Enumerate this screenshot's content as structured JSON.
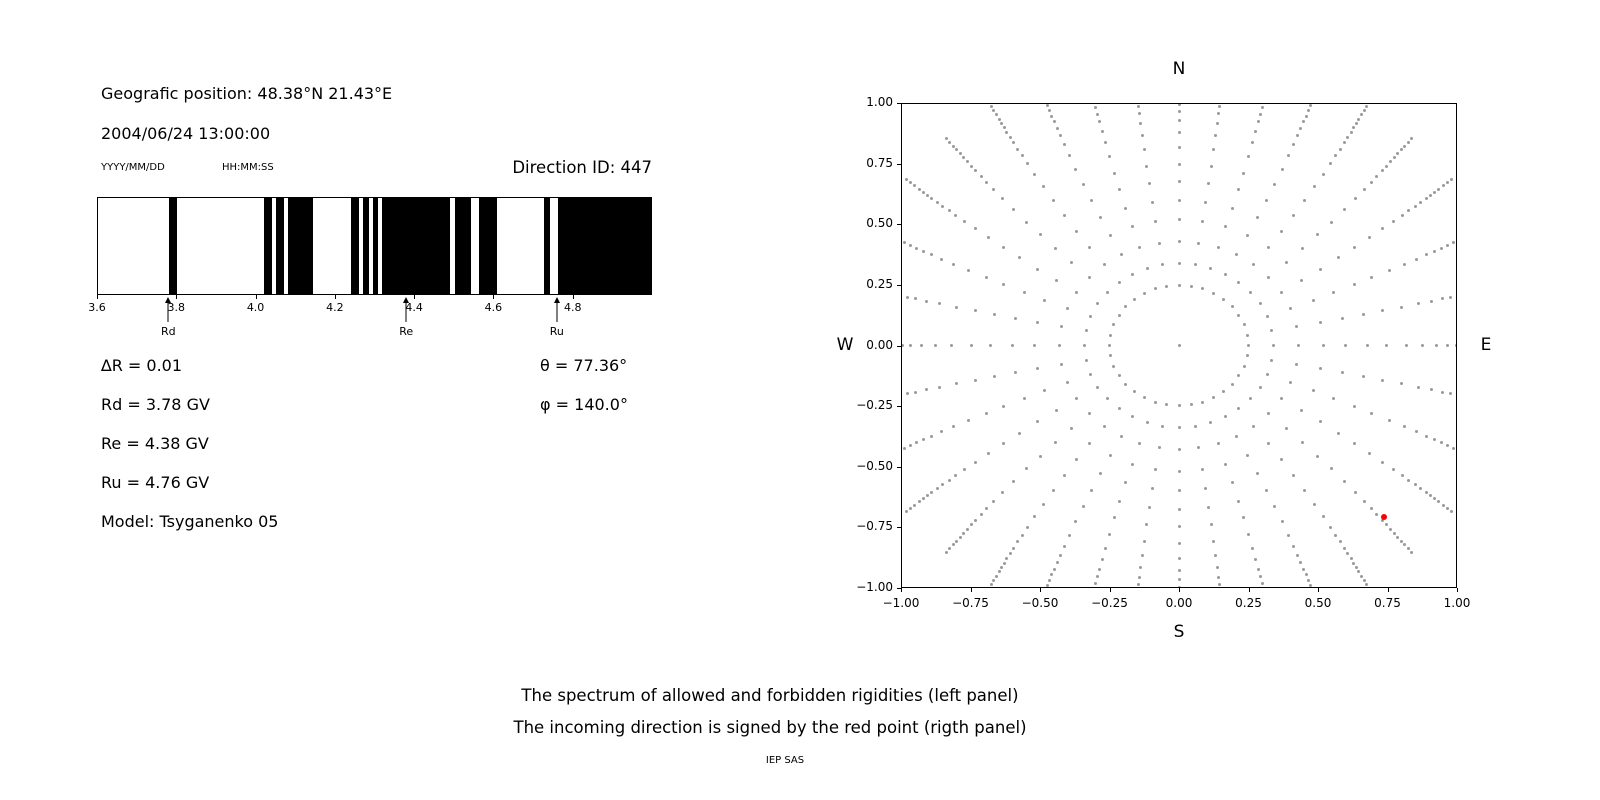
{
  "colors": {
    "background": "#ffffff",
    "text": "#000000",
    "band": "#000000",
    "grid_dot": "#9a9a9a",
    "red_point": "#ff0000"
  },
  "header": {
    "geo_position": "Geografic position: 48.38°N 21.43°E",
    "datetime": "2004/06/24 13:00:00",
    "date_format_label": "YYYY/MM/DD",
    "time_format_label": "HH:MM:SS",
    "direction_id": "Direction ID: 447"
  },
  "left_panel": {
    "params_left": [
      "∆R = 0.01",
      "Rd = 3.78 GV",
      "Re = 4.38 GV",
      "Ru = 4.76 GV",
      "Model: Tsyganenko 05"
    ],
    "params_right": [
      "θ = 77.36°",
      "φ = 140.0°"
    ]
  },
  "right_panel": {
    "north": "N",
    "south": "S",
    "west": "W",
    "east": "E"
  },
  "captions": {
    "line1": "The spectrum of allowed and forbidden rigidities (left panel)",
    "line2": "The incoming direction is signed by the red point (rigth panel)",
    "credit": "IEP SAS"
  },
  "chart_data": [
    {
      "type": "bar",
      "name": "rigidity-spectrum",
      "title": "",
      "xlim": [
        3.6,
        5.0
      ],
      "xtick_values": [
        3.6,
        3.8,
        4.0,
        4.2,
        4.4,
        4.6,
        4.8
      ],
      "xtick_labels": [
        "3.6",
        "3.8",
        "4.0",
        "4.2",
        "4.4",
        "4.6",
        "4.8"
      ],
      "allowed_bands_gv": [
        [
          3.78,
          3.8
        ],
        [
          4.02,
          4.04
        ],
        [
          4.05,
          4.07
        ],
        [
          4.08,
          4.145
        ],
        [
          4.24,
          4.26
        ],
        [
          4.27,
          4.285
        ],
        [
          4.295,
          4.31
        ],
        [
          4.32,
          4.49
        ],
        [
          4.505,
          4.545
        ],
        [
          4.565,
          4.61
        ],
        [
          4.73,
          4.745
        ],
        [
          4.765,
          5.0
        ]
      ],
      "markers": [
        {
          "name": "Rd",
          "value_gv": 3.78
        },
        {
          "name": "Re",
          "value_gv": 4.38
        },
        {
          "name": "Ru",
          "value_gv": 4.76
        }
      ]
    },
    {
      "type": "scatter",
      "name": "incoming-direction-map",
      "xlim": [
        -1,
        1
      ],
      "ylim": [
        -1,
        1
      ],
      "xtick_values": [
        -1,
        -0.75,
        -0.5,
        -0.25,
        0,
        0.25,
        0.5,
        0.75,
        1
      ],
      "xtick_labels": [
        "−1.00",
        "−0.75",
        "−0.50",
        "−0.25",
        "0.00",
        "0.25",
        "0.50",
        "0.75",
        "1.00"
      ],
      "ytick_values": [
        1,
        0.75,
        0.5,
        0.25,
        0,
        -0.25,
        -0.5,
        -0.75,
        -1
      ],
      "ytick_labels": [
        "1.00",
        "0.75",
        "0.50",
        "0.25",
        "0.00",
        "−0.25",
        "−0.50",
        "−0.75",
        "−1.00"
      ],
      "spokes": {
        "count": 36,
        "azimuth_step_deg": 10,
        "radii": [
          0.25,
          0.34,
          0.43,
          0.52,
          0.6,
          0.68,
          0.75,
          0.82,
          0.88,
          0.93,
          0.97,
          1.0,
          1.03,
          1.055,
          1.08,
          1.1,
          1.12,
          1.14,
          1.16,
          1.18,
          1.2
        ],
        "curvature_deg": 6
      },
      "center_dot": {
        "x": 0,
        "y": 0
      },
      "red_point": {
        "x": 0.74,
        "y": -0.71
      }
    }
  ]
}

+ + + + +

◆ **Directive**
Print out every entry above without changing a word, and leave out the pictures.

◆ **Solution**
Enumerate this screenshot's content as structured JSON.
{
  "colors": {
    "background": "#ffffff",
    "text": "#000000",
    "band": "#000000",
    "grid_dot": "#9a9a9a",
    "red_point": "#ff0000"
  },
  "header": {
    "geo_position": "Geografic position: 48.38°N 21.43°E",
    "datetime": "2004/06/24 13:00:00",
    "date_format_label": "YYYY/MM/DD",
    "time_format_label": "HH:MM:SS",
    "direction_id": "Direction ID: 447"
  },
  "left_panel": {
    "params_left": [
      "∆R = 0.01",
      "Rd = 3.78 GV",
      "Re = 4.38 GV",
      "Ru = 4.76 GV",
      "Model: Tsyganenko 05"
    ],
    "params_right": [
      "θ = 77.36°",
      "φ = 140.0°"
    ]
  },
  "right_panel": {
    "north": "N",
    "south": "S",
    "west": "W",
    "east": "E"
  },
  "captions": {
    "line1": "The spectrum of allowed and forbidden rigidities (left panel)",
    "line2": "The incoming direction is signed by the red point (rigth panel)",
    "credit": "IEP SAS"
  },
  "chart_data": [
    {
      "type": "bar",
      "name": "rigidity-spectrum",
      "title": "",
      "xlim": [
        3.6,
        5.0
      ],
      "xtick_values": [
        3.6,
        3.8,
        4.0,
        4.2,
        4.4,
        4.6,
        4.8
      ],
      "xtick_labels": [
        "3.6",
        "3.8",
        "4.0",
        "4.2",
        "4.4",
        "4.6",
        "4.8"
      ],
      "allowed_bands_gv": [
        [
          3.78,
          3.8
        ],
        [
          4.02,
          4.04
        ],
        [
          4.05,
          4.07
        ],
        [
          4.08,
          4.145
        ],
        [
          4.24,
          4.26
        ],
        [
          4.27,
          4.285
        ],
        [
          4.295,
          4.31
        ],
        [
          4.32,
          4.49
        ],
        [
          4.505,
          4.545
        ],
        [
          4.565,
          4.61
        ],
        [
          4.73,
          4.745
        ],
        [
          4.765,
          5.0
        ]
      ],
      "markers": [
        {
          "name": "Rd",
          "value_gv": 3.78
        },
        {
          "name": "Re",
          "value_gv": 4.38
        },
        {
          "name": "Ru",
          "value_gv": 4.76
        }
      ]
    },
    {
      "type": "scatter",
      "name": "incoming-direction-map",
      "xlim": [
        -1,
        1
      ],
      "ylim": [
        -1,
        1
      ],
      "xtick_values": [
        -1,
        -0.75,
        -0.5,
        -0.25,
        0,
        0.25,
        0.5,
        0.75,
        1
      ],
      "xtick_labels": [
        "−1.00",
        "−0.75",
        "−0.50",
        "−0.25",
        "0.00",
        "0.25",
        "0.50",
        "0.75",
        "1.00"
      ],
      "ytick_values": [
        1,
        0.75,
        0.5,
        0.25,
        0,
        -0.25,
        -0.5,
        -0.75,
        -1
      ],
      "ytick_labels": [
        "1.00",
        "0.75",
        "0.50",
        "0.25",
        "0.00",
        "−0.25",
        "−0.50",
        "−0.75",
        "−1.00"
      ],
      "spokes": {
        "count": 36,
        "azimuth_step_deg": 10,
        "radii": [
          0.25,
          0.34,
          0.43,
          0.52,
          0.6,
          0.68,
          0.75,
          0.82,
          0.88,
          0.93,
          0.97,
          1.0,
          1.03,
          1.055,
          1.08,
          1.1,
          1.12,
          1.14,
          1.16,
          1.18,
          1.2
        ],
        "curvature_deg": 6
      },
      "center_dot": {
        "x": 0,
        "y": 0
      },
      "red_point": {
        "x": 0.74,
        "y": -0.71
      }
    }
  ]
}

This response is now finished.